▸ **GOAL**: Find how many lines of the listing include the string "Properties", and report only that figure.

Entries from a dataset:
▬▬▬▬▬▬
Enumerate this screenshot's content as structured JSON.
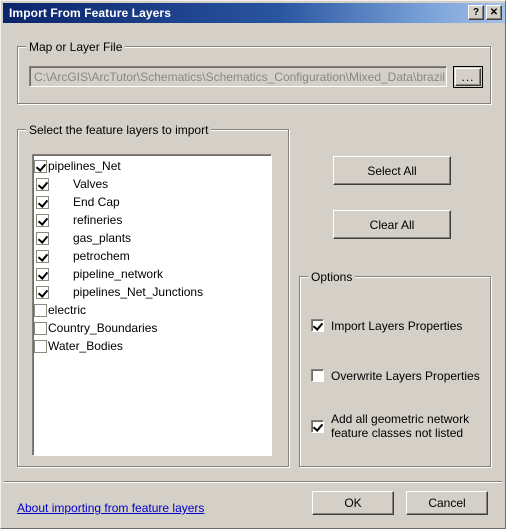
{
  "window": {
    "title": "Import From Feature Layers",
    "help_button": "?",
    "close_button": "✕"
  },
  "map_file_group": {
    "label": "Map or Layer File",
    "path_value": "C:\\ArcGIS\\ArcTutor\\Schematics\\Schematics_Configuration\\Mixed_Data\\brazil.mxd",
    "path_placeholder": "",
    "browse_label": "..."
  },
  "layers_group": {
    "label": "Select the feature layers to import",
    "items": [
      {
        "label": "pipelines_Net",
        "checked": true,
        "indent": 0
      },
      {
        "label": "Valves",
        "checked": true,
        "indent": 1
      },
      {
        "label": "End Cap",
        "checked": true,
        "indent": 1
      },
      {
        "label": "refineries",
        "checked": true,
        "indent": 1
      },
      {
        "label": "gas_plants",
        "checked": true,
        "indent": 1
      },
      {
        "label": "petrochem",
        "checked": true,
        "indent": 1
      },
      {
        "label": "pipeline_network",
        "checked": true,
        "indent": 1
      },
      {
        "label": "pipelines_Net_Junctions",
        "checked": true,
        "indent": 1
      },
      {
        "label": "electric",
        "checked": false,
        "indent": 0
      },
      {
        "label": "Country_Boundaries",
        "checked": false,
        "indent": 0
      },
      {
        "label": "Water_Bodies",
        "checked": false,
        "indent": 0
      }
    ]
  },
  "selection_buttons": {
    "select_all": "Select All",
    "clear_all": "Clear All"
  },
  "options_group": {
    "label": "Options",
    "items": [
      {
        "label": "Import Layers Properties",
        "checked": true
      },
      {
        "label": "Overwrite Layers Properties",
        "checked": false
      },
      {
        "label": "Add all geometric network\nfeature classes not listed",
        "checked": true
      }
    ]
  },
  "footer": {
    "about_link": "About importing from feature layers",
    "ok": "OK",
    "cancel": "Cancel"
  },
  "colors": {
    "dialog_face": "#d4d0c8",
    "title_gradient_start": "#0a246a",
    "title_gradient_end": "#a6c0e8",
    "link": "#0000cc",
    "disabled_text": "#8b8884"
  }
}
▬▬▬▬▬▬
▸ **EXERCISE SOLUTION**: 2